## PROBLEM DESCRIPTION
Reply with nothing except the number of lines that contain the word "mean".
>>>>>
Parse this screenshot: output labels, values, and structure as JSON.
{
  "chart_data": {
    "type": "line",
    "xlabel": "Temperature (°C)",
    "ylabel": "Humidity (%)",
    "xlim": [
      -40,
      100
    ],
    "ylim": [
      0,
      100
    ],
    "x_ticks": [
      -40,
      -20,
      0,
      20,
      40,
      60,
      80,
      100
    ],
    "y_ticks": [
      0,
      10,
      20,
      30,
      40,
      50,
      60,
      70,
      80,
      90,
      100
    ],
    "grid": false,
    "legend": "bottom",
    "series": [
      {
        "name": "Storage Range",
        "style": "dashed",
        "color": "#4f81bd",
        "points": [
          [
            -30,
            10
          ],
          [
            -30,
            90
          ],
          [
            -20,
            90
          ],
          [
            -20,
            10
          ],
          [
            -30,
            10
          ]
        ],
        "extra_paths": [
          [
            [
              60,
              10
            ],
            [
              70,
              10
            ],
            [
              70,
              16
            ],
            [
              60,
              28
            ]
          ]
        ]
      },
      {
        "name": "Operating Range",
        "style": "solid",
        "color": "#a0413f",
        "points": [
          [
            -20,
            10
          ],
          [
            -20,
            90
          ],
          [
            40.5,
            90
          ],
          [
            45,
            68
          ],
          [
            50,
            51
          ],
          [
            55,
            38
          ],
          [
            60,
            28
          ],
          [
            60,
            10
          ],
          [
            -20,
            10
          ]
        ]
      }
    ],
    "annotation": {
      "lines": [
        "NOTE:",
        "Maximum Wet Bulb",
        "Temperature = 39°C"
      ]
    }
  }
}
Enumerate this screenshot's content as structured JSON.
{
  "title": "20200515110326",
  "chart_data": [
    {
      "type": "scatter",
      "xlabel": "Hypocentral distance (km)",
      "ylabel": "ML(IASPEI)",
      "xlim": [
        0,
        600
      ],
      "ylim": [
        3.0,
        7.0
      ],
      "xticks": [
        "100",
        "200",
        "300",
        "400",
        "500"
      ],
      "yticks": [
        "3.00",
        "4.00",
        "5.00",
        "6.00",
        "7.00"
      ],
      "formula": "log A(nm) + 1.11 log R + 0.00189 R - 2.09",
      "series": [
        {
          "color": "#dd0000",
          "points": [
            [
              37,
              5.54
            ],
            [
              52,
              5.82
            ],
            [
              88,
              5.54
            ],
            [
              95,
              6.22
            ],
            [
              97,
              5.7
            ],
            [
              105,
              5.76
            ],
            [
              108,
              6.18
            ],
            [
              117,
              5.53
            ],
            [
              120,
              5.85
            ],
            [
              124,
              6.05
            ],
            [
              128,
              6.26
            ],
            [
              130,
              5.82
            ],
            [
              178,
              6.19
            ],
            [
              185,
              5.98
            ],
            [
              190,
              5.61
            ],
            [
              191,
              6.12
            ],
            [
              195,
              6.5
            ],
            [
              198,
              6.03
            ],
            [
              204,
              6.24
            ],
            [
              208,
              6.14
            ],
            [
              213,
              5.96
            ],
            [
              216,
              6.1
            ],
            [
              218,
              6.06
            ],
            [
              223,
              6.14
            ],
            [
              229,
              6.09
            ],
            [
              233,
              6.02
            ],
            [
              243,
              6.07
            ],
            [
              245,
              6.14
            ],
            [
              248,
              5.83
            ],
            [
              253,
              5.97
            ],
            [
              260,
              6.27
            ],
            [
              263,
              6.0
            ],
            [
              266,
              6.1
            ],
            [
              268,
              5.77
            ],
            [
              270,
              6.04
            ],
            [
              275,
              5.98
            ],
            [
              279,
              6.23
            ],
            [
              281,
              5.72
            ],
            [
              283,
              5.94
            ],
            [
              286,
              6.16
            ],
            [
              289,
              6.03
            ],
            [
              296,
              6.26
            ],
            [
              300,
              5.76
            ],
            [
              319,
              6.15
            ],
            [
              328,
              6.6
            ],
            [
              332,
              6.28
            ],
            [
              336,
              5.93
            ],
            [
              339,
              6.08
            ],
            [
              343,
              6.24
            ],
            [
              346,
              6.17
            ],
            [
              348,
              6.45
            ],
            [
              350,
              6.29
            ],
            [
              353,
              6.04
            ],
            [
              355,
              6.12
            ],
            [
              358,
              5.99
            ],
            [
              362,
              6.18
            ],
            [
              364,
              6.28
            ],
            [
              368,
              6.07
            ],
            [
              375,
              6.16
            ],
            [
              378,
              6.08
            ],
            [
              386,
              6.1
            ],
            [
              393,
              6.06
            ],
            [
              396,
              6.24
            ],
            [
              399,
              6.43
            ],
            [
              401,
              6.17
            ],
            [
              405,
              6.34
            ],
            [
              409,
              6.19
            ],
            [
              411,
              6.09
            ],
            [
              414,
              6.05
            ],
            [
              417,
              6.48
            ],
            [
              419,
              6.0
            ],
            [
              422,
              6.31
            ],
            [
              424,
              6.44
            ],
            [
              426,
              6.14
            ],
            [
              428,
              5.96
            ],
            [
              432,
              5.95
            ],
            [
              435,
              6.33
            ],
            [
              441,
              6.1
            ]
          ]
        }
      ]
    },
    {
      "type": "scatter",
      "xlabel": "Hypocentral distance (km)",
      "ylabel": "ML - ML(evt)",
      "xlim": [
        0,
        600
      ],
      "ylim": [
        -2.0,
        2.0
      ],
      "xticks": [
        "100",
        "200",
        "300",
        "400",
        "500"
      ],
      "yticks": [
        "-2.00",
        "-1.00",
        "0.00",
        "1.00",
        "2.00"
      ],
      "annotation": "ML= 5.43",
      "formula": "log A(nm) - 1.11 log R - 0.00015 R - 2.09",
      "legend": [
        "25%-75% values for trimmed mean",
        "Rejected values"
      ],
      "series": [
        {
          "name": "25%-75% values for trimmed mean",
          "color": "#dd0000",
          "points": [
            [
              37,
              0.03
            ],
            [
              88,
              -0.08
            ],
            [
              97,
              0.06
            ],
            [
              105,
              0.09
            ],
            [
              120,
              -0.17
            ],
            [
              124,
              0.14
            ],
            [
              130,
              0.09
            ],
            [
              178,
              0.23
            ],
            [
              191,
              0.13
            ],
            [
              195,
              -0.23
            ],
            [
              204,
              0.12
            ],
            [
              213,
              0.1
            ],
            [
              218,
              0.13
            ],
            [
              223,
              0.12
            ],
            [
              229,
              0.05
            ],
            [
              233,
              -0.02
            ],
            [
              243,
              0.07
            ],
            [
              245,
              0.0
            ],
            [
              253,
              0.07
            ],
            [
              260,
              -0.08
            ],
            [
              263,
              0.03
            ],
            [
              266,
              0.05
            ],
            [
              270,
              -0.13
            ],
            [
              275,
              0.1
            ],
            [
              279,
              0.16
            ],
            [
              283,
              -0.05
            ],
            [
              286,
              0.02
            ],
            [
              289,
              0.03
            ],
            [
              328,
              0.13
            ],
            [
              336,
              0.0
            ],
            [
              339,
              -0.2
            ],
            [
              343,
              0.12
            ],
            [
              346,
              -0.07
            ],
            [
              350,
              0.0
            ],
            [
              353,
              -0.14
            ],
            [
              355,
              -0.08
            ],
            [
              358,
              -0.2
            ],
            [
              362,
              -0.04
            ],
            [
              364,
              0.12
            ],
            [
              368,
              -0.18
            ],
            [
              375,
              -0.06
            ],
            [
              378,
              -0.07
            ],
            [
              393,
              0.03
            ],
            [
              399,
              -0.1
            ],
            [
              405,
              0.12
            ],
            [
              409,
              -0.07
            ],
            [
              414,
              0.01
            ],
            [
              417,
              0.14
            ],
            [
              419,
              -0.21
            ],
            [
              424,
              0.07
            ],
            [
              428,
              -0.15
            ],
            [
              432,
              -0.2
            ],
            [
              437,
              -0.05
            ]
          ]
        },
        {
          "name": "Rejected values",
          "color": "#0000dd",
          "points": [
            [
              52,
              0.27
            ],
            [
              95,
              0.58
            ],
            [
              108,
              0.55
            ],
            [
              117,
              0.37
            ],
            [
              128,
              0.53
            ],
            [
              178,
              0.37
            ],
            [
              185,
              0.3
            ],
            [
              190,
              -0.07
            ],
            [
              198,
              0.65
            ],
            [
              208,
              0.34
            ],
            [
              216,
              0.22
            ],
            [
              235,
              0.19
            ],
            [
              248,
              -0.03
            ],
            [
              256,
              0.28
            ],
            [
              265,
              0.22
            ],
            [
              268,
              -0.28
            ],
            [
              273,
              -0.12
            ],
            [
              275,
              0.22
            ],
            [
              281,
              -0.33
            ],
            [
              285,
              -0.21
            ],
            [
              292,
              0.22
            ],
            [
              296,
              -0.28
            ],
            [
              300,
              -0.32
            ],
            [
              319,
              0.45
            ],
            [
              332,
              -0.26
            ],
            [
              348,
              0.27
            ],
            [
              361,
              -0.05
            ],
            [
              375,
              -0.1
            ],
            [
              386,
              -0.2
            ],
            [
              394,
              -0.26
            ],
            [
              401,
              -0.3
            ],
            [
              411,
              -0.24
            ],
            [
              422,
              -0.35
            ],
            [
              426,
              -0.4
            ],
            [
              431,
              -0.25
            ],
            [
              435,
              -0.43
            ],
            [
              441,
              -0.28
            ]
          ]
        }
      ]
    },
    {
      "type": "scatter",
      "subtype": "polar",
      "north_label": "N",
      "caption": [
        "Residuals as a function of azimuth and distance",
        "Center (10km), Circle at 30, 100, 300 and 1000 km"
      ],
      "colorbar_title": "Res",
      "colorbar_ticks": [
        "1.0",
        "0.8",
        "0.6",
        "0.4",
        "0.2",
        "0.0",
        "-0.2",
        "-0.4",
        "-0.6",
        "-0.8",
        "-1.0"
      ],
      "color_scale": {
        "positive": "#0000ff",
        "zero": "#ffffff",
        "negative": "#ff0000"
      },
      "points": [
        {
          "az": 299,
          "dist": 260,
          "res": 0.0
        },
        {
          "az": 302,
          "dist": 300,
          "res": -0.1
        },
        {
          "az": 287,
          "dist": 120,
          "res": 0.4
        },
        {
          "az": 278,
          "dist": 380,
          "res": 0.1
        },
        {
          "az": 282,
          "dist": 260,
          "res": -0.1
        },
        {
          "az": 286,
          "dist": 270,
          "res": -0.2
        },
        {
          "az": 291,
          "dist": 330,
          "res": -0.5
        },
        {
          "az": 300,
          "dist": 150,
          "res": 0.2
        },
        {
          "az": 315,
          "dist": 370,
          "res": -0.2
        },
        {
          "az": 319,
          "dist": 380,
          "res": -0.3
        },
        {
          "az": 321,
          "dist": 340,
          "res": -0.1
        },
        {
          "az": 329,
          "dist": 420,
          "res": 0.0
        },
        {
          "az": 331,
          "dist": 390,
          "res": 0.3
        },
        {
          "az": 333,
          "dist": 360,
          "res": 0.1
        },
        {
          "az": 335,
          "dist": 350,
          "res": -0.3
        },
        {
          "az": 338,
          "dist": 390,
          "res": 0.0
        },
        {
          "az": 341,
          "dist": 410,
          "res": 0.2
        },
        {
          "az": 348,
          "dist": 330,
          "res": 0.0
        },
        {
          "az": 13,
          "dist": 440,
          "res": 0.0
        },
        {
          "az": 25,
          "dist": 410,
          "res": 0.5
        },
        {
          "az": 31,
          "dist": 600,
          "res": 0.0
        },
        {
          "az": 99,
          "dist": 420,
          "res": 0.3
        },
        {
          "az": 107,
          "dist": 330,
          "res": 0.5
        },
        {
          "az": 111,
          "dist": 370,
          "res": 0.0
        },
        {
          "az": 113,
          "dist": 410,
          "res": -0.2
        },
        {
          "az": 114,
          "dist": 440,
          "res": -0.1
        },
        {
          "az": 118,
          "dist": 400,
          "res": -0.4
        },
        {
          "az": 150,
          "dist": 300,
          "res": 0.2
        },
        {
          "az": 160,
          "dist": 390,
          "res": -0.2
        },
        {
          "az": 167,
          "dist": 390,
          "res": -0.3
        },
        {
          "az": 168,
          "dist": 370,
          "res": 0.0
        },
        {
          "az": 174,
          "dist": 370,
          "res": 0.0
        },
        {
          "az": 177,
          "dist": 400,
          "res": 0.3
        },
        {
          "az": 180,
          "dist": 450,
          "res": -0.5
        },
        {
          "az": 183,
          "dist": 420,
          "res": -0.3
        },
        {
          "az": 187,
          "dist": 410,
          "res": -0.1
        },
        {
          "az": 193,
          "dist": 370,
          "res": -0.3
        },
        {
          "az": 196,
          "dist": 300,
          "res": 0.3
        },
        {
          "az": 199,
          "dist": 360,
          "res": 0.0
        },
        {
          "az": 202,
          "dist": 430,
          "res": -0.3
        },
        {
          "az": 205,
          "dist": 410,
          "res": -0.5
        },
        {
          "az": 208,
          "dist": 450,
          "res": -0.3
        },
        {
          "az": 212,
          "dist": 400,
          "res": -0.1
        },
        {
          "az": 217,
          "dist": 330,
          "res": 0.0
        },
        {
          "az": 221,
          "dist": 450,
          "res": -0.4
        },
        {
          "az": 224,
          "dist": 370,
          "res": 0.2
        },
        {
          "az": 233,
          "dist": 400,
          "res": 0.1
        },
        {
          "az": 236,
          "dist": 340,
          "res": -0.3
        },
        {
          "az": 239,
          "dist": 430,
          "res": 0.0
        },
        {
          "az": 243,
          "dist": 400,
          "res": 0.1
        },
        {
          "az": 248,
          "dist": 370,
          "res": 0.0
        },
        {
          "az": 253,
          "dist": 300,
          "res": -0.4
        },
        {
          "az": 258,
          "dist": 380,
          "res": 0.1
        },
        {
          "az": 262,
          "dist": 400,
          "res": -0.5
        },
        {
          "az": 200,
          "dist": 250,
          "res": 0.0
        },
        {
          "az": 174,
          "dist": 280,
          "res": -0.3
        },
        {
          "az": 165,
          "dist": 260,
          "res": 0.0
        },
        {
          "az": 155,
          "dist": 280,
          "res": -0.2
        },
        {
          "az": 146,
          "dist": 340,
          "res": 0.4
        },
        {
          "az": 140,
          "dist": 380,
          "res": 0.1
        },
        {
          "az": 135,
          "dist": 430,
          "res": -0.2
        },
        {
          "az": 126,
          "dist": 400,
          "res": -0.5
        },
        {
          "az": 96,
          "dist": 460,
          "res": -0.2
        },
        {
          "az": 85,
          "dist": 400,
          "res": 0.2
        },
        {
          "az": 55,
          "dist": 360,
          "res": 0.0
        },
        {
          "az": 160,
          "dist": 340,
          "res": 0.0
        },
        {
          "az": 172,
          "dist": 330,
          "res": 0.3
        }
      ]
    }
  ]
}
<<<<<
## FINAL RESULT
2